[Aim of the exercise]:
Render the following material again verbatim, leaving nothing out.

# Available records start

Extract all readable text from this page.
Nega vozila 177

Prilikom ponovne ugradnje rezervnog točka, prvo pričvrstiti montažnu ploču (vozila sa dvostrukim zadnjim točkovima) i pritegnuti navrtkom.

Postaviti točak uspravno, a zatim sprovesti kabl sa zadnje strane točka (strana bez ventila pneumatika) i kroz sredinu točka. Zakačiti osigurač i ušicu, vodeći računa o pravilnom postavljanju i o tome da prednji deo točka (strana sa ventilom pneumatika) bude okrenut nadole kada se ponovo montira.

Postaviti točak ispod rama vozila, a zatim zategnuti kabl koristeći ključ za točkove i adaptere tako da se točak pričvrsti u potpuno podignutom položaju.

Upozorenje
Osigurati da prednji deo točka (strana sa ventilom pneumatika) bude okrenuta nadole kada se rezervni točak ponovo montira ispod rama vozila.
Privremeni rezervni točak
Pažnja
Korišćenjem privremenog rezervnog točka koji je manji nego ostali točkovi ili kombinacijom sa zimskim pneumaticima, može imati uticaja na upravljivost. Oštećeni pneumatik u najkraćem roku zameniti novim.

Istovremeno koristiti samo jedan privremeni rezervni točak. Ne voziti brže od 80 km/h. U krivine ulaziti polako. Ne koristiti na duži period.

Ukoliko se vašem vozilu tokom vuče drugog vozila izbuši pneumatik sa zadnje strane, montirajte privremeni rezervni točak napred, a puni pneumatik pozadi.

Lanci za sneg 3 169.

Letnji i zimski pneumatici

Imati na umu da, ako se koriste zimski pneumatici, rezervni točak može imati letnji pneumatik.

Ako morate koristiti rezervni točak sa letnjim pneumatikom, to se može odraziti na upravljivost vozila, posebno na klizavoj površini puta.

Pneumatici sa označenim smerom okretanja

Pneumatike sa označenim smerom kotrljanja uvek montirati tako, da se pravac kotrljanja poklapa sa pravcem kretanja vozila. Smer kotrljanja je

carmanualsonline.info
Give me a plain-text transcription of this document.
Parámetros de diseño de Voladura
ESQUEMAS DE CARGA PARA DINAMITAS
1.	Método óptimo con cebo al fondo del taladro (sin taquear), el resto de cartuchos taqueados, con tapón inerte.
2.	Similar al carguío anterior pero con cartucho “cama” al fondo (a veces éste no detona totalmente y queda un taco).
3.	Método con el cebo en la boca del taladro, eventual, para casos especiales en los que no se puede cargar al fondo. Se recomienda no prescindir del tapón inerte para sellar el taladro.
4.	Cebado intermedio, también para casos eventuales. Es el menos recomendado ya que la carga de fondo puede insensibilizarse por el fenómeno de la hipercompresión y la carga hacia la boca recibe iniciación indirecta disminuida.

# Available records end

[The output]:
Extract all readable text from this page.
Nega vozila 177

Prilikom ponovne ugradnje rezervnog točka, prvo pričvrstiti montažnu ploču (vozila sa dvostrukim zadnjim točkovima) i pritegnuti navrtkom.

Postaviti točak uspravno, a zatim sprovesti kabl sa zadnje strane točka (strana bez ventila pneumatika) i kroz sredinu točka. Zakačiti osigurač i ušicu, vodeći računa o pravilnom postavljanju i o tome da prednji deo točka (strana sa ventilom pneumatika) bude okrenut nadole kada se ponovo montira.

Postaviti točak ispod rama vozila, a zatim zategnuti kabl koristeći ključ za točkove i adaptere tako da se točak pričvrsti u potpuno podignutom položaju.

Upozorenje
Osigurati da prednji deo točka (strana sa ventilom pneumatika) bude okrenuta nadole kada se rezervni točak ponovo montira ispod rama vozila.
Privremeni rezervni točak
Pažnja
Korišćenjem privremenog rezervnog točka koji je manji nego ostali točkovi ili kombinacijom sa zimskim pneumaticima, može imati uticaja na upravljivost. Oštećeni pneumatik u najkraćem roku zameniti novim.

Istovremeno koristiti samo jedan privremeni rezervni točak. Ne voziti brže od 80 km/h. U krivine ulaziti polako. Ne koristiti na duži period.

Ukoliko se vašem vozilu tokom vuče drugog vozila izbuši pneumatik sa zadnje strane, montirajte privremeni rezervni točak napred, a puni pneumatik pozadi.

Lanci za sneg 3 169.

Letnji i zimski pneumatici

Imati na umu da, ako se koriste zimski pneumatici, rezervni točak može imati letnji pneumatik.

Ako morate koristiti rezervni točak sa letnjim pneumatikom, to se može odraziti na upravljivost vozila, posebno na klizavoj površini puta.

Pneumatici sa označenim smerom okretanja

Pneumatike sa označenim smerom kotrljanja uvek montirati tako, da se pravac kotrljanja poklapa sa pravcem kretanja vozila. Smer kotrljanja je

carmanualsonline.info
Give me a plain-text transcription of this document.
Parámetros de diseño de Voladura
ESQUEMAS DE CARGA PARA DINAMITAS
1.	Método óptimo con cebo al fondo del taladro (sin taquear), el resto de cartuchos taqueados, con tapón inerte.
2.	Similar al carguío anterior pero con cartucho “cama” al fondo (a veces éste no detona totalmente y queda un taco).
3.	Método con el cebo en la boca del taladro, eventual, para casos especiales en los que no se puede cargar al fondo. Se recomienda no prescindir del tapón inerte para sellar el taladro.
4.	Cebado intermedio, también para casos eventuales. Es el menos recomendado ya que la carga de fondo puede insensibilizarse por el fenómeno de la hipercompresión y la carga hacia la boca recibe iniciación indirecta disminuida.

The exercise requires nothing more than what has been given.